What this task involves: Look through the records below and collect all lines that hold the string "оперативного".

··· Supplied information

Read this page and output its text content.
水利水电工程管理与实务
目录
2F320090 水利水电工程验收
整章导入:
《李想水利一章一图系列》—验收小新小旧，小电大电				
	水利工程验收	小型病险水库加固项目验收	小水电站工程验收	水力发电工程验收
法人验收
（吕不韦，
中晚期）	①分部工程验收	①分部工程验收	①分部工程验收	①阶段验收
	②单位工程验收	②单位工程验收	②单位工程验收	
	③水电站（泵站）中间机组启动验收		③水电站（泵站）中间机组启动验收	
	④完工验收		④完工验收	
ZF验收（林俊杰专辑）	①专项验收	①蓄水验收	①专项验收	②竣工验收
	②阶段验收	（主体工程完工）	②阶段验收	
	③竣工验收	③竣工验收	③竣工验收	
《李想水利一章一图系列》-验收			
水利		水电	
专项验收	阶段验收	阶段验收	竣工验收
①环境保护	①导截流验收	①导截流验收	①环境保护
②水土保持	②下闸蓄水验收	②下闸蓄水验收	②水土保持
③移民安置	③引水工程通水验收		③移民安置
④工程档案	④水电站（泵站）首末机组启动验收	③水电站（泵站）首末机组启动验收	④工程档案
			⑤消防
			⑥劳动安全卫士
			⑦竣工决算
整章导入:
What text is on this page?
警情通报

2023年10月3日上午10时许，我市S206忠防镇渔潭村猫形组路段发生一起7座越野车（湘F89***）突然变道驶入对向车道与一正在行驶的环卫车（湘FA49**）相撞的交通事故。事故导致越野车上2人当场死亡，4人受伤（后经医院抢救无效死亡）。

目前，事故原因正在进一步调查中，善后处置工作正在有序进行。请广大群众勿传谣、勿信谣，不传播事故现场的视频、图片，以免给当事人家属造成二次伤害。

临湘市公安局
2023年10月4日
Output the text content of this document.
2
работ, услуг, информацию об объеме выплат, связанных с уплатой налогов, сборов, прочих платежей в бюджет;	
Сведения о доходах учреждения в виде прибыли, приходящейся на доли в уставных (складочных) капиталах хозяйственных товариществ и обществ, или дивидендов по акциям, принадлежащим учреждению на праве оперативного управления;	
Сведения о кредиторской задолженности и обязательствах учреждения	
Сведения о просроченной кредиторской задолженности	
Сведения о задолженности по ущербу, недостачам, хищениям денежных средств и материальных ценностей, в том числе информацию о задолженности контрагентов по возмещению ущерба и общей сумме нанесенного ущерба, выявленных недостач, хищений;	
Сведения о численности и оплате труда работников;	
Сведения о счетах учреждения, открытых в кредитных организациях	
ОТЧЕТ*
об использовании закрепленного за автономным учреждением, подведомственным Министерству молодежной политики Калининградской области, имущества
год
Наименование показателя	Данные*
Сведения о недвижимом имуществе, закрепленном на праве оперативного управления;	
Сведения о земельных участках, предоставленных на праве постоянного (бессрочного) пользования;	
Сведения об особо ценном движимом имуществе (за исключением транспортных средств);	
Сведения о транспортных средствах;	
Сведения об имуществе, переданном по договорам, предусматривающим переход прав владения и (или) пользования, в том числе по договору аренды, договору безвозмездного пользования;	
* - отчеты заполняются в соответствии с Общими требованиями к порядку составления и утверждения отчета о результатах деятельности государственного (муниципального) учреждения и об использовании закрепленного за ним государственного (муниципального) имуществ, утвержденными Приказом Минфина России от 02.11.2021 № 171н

······

Answer to this problem:
Сведения о доходах учреждения в виде прибыли, приходящейся на доли в уставных (складочных) капиталах хозяйственных товариществ и обществ, или дивидендов по акциям, принадлежащим учреждению на праве оперативного управления;	
Сведения о недвижимом имуществе, закрепленном на праве оперативного управления;	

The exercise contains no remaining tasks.